What to work on - What follows is a set of records; repeat all of them exactly.

##########

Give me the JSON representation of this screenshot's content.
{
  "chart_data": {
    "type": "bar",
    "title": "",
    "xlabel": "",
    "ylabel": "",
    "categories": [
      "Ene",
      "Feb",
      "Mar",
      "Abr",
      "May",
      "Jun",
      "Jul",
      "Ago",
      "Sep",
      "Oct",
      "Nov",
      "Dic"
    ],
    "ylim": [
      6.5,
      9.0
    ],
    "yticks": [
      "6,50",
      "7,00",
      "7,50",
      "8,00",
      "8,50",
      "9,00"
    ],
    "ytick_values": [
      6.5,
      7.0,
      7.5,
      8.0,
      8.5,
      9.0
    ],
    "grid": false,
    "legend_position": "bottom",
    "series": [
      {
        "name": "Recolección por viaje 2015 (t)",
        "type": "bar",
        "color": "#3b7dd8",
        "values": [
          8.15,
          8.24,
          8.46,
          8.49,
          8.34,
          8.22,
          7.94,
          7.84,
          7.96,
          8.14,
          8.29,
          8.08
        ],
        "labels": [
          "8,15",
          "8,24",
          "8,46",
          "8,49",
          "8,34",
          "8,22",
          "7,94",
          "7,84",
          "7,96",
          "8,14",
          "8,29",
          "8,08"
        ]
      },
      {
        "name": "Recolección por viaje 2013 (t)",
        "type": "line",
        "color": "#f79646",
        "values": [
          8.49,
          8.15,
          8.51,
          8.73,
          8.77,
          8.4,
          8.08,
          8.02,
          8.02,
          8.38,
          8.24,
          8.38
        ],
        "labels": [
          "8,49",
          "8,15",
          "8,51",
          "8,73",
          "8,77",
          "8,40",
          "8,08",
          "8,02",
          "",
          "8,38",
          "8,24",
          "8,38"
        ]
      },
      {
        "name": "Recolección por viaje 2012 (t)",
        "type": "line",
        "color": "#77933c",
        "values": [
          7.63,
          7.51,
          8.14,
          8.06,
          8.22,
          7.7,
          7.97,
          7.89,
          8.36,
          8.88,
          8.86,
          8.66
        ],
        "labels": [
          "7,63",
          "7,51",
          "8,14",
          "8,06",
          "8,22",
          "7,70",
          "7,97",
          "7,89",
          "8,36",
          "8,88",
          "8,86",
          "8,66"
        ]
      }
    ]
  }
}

##########

The answer -
Give me the JSON representation of this screenshot's content.
{
  "chart_data": {
    "type": "bar",
    "title": "",
    "xlabel": "",
    "ylabel": "",
    "categories": [
      "Ene",
      "Feb",
      "Mar",
      "Abr",
      "May",
      "Jun",
      "Jul",
      "Ago",
      "Sep",
      "Oct",
      "Nov",
      "Dic"
    ],
    "ylim": [
      6.5,
      9.0
    ],
    "yticks": [
      "6,50",
      "7,00",
      "7,50",
      "8,00",
      "8,50",
      "9,00"
    ],
    "ytick_values": [
      6.5,
      7.0,
      7.5,
      8.0,
      8.5,
      9.0
    ],
    "grid": false,
    "legend_position": "bottom",
    "series": [
      {
        "name": "Recolección por viaje 2015 (t)",
        "type": "bar",
        "color": "#3b7dd8",
        "values": [
          8.15,
          8.24,
          8.46,
          8.49,
          8.34,
          8.22,
          7.94,
          7.84,
          7.96,
          8.14,
          8.29,
          8.08
        ],
        "labels": [
          "8,15",
          "8,24",
          "8,46",
          "8,49",
          "8,34",
          "8,22",
          "7,94",
          "7,84",
          "7,96",
          "8,14",
          "8,29",
          "8,08"
        ]
      },
      {
        "name": "Recolección por viaje 2013 (t)",
        "type": "line",
        "color": "#f79646",
        "values": [
          8.49,
          8.15,
          8.51,
          8.73,
          8.77,
          8.4,
          8.08,
          8.02,
          8.02,
          8.38,
          8.24,
          8.38
        ],
        "labels": [
          "8,49",
          "8,15",
          "8,51",
          "8,73",
          "8,77",
          "8,40",
          "8,08",
          "8,02",
          "",
          "8,38",
          "8,24",
          "8,38"
        ]
      },
      {
        "name": "Recolección por viaje 2012 (t)",
        "type": "line",
        "color": "#77933c",
        "values": [
          7.63,
          7.51,
          8.14,
          8.06,
          8.22,
          7.7,
          7.97,
          7.89,
          8.36,
          8.88,
          8.86,
          8.66
        ],
        "labels": [
          "7,63",
          "7,51",
          "8,14",
          "8,06",
          "8,22",
          "7,70",
          "7,97",
          "7,89",
          "8,36",
          "8,88",
          "8,86",
          "8,66"
        ]
      }
    ]
  }
}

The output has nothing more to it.